Pictures aside, quote the whole listing exactly.

————————

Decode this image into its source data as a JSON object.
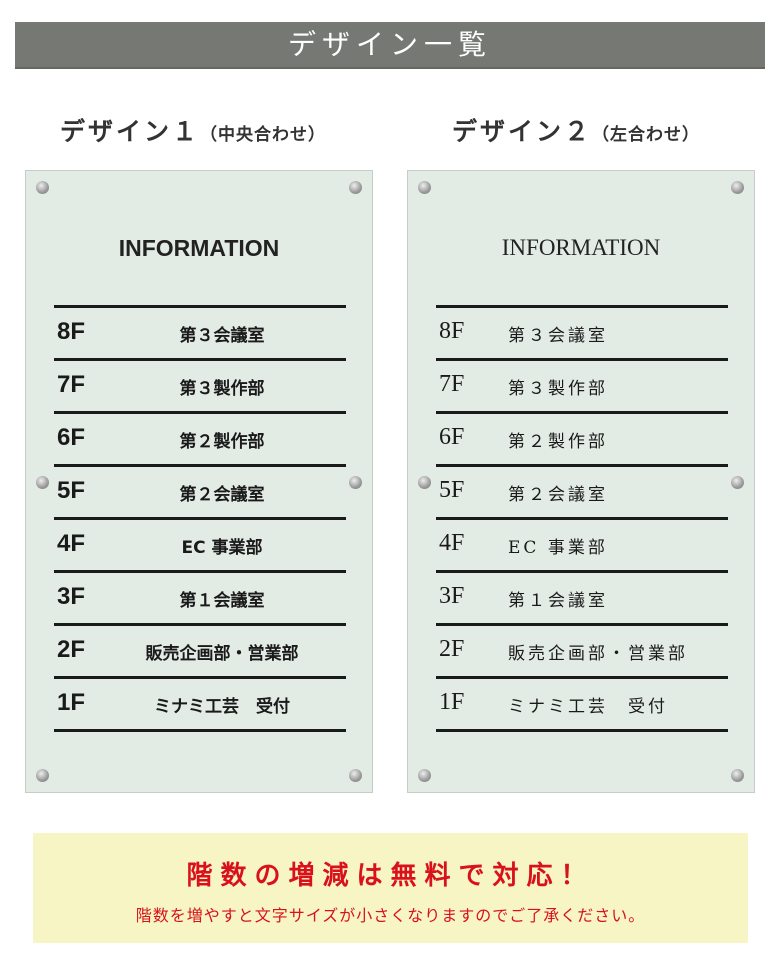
{
  "header": {
    "title": "デザイン一覧"
  },
  "designs": [
    {
      "title": "デザイン１",
      "note": "（中央合わせ）",
      "heading": "INFORMATION"
    },
    {
      "title": "デザイン２",
      "note": "（左合わせ）",
      "heading": "INFORMATION"
    }
  ],
  "floors": [
    {
      "floor": "8F",
      "name": "第３会議室"
    },
    {
      "floor": "7F",
      "name": "第３製作部"
    },
    {
      "floor": "6F",
      "name": "第２製作部"
    },
    {
      "floor": "5F",
      "name": "第２会議室"
    },
    {
      "floor": "4F",
      "name": "EC 事業部"
    },
    {
      "floor": "3F",
      "name": "第１会議室"
    },
    {
      "floor": "2F",
      "name": "販売企画部・営業部"
    },
    {
      "floor": "1F",
      "name": "ミナミ工芸　受付"
    }
  ],
  "notice": {
    "headline": "階数の増減は無料で対応！",
    "detail": "階数を増やすと文字サイズが小さくなりますのでご了承ください。"
  },
  "colors": {
    "header_bg": "#757873",
    "panel_bg": "#e3ebe5",
    "notice_bg": "#f7f5c3",
    "notice_text": "#d9111c"
  }
}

————————

### EXERCISE RESPONSE
Decode this image into its source data as a JSON object.
{
  "header": {
    "title": "デザイン一覧"
  },
  "designs": [
    {
      "title": "デザイン１",
      "note": "（中央合わせ）",
      "heading": "INFORMATION"
    },
    {
      "title": "デザイン２",
      "note": "（左合わせ）",
      "heading": "INFORMATION"
    }
  ],
  "floors": [
    {
      "floor": "8F",
      "name": "第３会議室"
    },
    {
      "floor": "7F",
      "name": "第３製作部"
    },
    {
      "floor": "6F",
      "name": "第２製作部"
    },
    {
      "floor": "5F",
      "name": "第２会議室"
    },
    {
      "floor": "4F",
      "name": "EC 事業部"
    },
    {
      "floor": "3F",
      "name": "第１会議室"
    },
    {
      "floor": "2F",
      "name": "販売企画部・営業部"
    },
    {
      "floor": "1F",
      "name": "ミナミ工芸　受付"
    }
  ],
  "notice": {
    "headline": "階数の増減は無料で対応！",
    "detail": "階数を増やすと文字サイズが小さくなりますのでご了承ください。"
  },
  "colors": {
    "header_bg": "#757873",
    "panel_bg": "#e3ebe5",
    "notice_bg": "#f7f5c3",
    "notice_text": "#d9111c"
  }
}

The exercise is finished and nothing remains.